• Requirements: Every line of the material is to be repeated exactly as it stands.

[Begin Records for processing]

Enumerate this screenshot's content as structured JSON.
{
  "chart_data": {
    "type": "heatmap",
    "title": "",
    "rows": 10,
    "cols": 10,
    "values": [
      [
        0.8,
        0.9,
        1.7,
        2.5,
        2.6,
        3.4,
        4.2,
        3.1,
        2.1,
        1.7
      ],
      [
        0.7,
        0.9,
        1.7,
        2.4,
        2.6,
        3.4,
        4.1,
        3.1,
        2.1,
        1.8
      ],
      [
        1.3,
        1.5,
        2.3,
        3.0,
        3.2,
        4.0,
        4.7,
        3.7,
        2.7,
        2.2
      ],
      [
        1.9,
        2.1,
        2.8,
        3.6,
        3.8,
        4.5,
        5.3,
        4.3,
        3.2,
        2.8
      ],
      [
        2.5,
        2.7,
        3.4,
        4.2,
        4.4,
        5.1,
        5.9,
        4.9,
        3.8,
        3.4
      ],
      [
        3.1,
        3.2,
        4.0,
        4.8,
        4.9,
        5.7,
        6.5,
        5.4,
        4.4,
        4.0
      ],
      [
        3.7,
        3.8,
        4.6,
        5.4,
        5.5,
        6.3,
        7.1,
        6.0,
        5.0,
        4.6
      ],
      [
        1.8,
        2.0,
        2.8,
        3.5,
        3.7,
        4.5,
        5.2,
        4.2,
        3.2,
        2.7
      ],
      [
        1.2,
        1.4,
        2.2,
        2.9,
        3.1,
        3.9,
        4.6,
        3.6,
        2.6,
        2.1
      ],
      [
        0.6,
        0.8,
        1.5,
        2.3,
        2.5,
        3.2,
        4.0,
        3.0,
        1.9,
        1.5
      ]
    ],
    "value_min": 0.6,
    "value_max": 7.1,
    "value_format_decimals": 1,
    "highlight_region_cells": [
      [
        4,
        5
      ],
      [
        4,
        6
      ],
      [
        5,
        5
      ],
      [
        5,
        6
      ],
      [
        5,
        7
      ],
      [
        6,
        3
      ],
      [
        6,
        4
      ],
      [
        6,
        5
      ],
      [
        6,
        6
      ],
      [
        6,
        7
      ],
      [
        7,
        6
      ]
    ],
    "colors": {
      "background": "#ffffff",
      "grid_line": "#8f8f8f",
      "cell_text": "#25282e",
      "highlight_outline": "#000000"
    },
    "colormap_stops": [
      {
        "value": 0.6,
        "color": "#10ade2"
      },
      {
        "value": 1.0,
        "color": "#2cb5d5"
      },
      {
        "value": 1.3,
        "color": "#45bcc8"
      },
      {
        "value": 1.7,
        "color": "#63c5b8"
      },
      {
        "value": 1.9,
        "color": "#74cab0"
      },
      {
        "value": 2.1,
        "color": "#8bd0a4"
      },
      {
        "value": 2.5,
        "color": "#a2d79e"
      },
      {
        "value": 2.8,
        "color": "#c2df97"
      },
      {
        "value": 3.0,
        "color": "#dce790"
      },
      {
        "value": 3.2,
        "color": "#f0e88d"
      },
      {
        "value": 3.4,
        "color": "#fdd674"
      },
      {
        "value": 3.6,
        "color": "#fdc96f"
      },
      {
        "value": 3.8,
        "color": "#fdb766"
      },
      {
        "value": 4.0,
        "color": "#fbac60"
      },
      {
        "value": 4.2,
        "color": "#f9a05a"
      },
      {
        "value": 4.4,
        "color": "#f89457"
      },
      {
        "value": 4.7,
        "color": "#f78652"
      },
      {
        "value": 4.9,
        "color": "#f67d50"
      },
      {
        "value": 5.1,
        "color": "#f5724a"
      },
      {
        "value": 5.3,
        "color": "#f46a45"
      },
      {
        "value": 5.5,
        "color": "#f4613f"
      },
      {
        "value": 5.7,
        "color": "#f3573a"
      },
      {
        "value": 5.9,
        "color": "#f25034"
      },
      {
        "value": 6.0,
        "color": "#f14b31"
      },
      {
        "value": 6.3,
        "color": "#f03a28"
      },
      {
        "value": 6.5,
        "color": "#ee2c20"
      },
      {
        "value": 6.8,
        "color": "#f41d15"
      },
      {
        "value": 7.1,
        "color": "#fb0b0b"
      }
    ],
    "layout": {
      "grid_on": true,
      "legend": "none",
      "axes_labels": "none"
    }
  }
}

[End Records for processing]

• Written response:
Enumerate this screenshot's content as structured JSON.
{
  "chart_data": {
    "type": "heatmap",
    "title": "",
    "rows": 10,
    "cols": 10,
    "values": [
      [
        0.8,
        0.9,
        1.7,
        2.5,
        2.6,
        3.4,
        4.2,
        3.1,
        2.1,
        1.7
      ],
      [
        0.7,
        0.9,
        1.7,
        2.4,
        2.6,
        3.4,
        4.1,
        3.1,
        2.1,
        1.8
      ],
      [
        1.3,
        1.5,
        2.3,
        3.0,
        3.2,
        4.0,
        4.7,
        3.7,
        2.7,
        2.2
      ],
      [
        1.9,
        2.1,
        2.8,
        3.6,
        3.8,
        4.5,
        5.3,
        4.3,
        3.2,
        2.8
      ],
      [
        2.5,
        2.7,
        3.4,
        4.2,
        4.4,
        5.1,
        5.9,
        4.9,
        3.8,
        3.4
      ],
      [
        3.1,
        3.2,
        4.0,
        4.8,
        4.9,
        5.7,
        6.5,
        5.4,
        4.4,
        4.0
      ],
      [
        3.7,
        3.8,
        4.6,
        5.4,
        5.5,
        6.3,
        7.1,
        6.0,
        5.0,
        4.6
      ],
      [
        1.8,
        2.0,
        2.8,
        3.5,
        3.7,
        4.5,
        5.2,
        4.2,
        3.2,
        2.7
      ],
      [
        1.2,
        1.4,
        2.2,
        2.9,
        3.1,
        3.9,
        4.6,
        3.6,
        2.6,
        2.1
      ],
      [
        0.6,
        0.8,
        1.5,
        2.3,
        2.5,
        3.2,
        4.0,
        3.0,
        1.9,
        1.5
      ]
    ],
    "value_min": 0.6,
    "value_max": 7.1,
    "value_format_decimals": 1,
    "highlight_region_cells": [
      [
        4,
        5
      ],
      [
        4,
        6
      ],
      [
        5,
        5
      ],
      [
        5,
        6
      ],
      [
        5,
        7
      ],
      [
        6,
        3
      ],
      [
        6,
        4
      ],
      [
        6,
        5
      ],
      [
        6,
        6
      ],
      [
        6,
        7
      ],
      [
        7,
        6
      ]
    ],
    "colors": {
      "background": "#ffffff",
      "grid_line": "#8f8f8f",
      "cell_text": "#25282e",
      "highlight_outline": "#000000"
    },
    "colormap_stops": [
      {
        "value": 0.6,
        "color": "#10ade2"
      },
      {
        "value": 1.0,
        "color": "#2cb5d5"
      },
      {
        "value": 1.3,
        "color": "#45bcc8"
      },
      {
        "value": 1.7,
        "color": "#63c5b8"
      },
      {
        "value": 1.9,
        "color": "#74cab0"
      },
      {
        "value": 2.1,
        "color": "#8bd0a4"
      },
      {
        "value": 2.5,
        "color": "#a2d79e"
      },
      {
        "value": 2.8,
        "color": "#c2df97"
      },
      {
        "value": 3.0,
        "color": "#dce790"
      },
      {
        "value": 3.2,
        "color": "#f0e88d"
      },
      {
        "value": 3.4,
        "color": "#fdd674"
      },
      {
        "value": 3.6,
        "color": "#fdc96f"
      },
      {
        "value": 3.8,
        "color": "#fdb766"
      },
      {
        "value": 4.0,
        "color": "#fbac60"
      },
      {
        "value": 4.2,
        "color": "#f9a05a"
      },
      {
        "value": 4.4,
        "color": "#f89457"
      },
      {
        "value": 4.7,
        "color": "#f78652"
      },
      {
        "value": 4.9,
        "color": "#f67d50"
      },
      {
        "value": 5.1,
        "color": "#f5724a"
      },
      {
        "value": 5.3,
        "color": "#f46a45"
      },
      {
        "value": 5.5,
        "color": "#f4613f"
      },
      {
        "value": 5.7,
        "color": "#f3573a"
      },
      {
        "value": 5.9,
        "color": "#f25034"
      },
      {
        "value": 6.0,
        "color": "#f14b31"
      },
      {
        "value": 6.3,
        "color": "#f03a28"
      },
      {
        "value": 6.5,
        "color": "#ee2c20"
      },
      {
        "value": 6.8,
        "color": "#f41d15"
      },
      {
        "value": 7.1,
        "color": "#fb0b0b"
      }
    ],
    "layout": {
      "grid_on": true,
      "legend": "none",
      "axes_labels": "none"
    }
  }
}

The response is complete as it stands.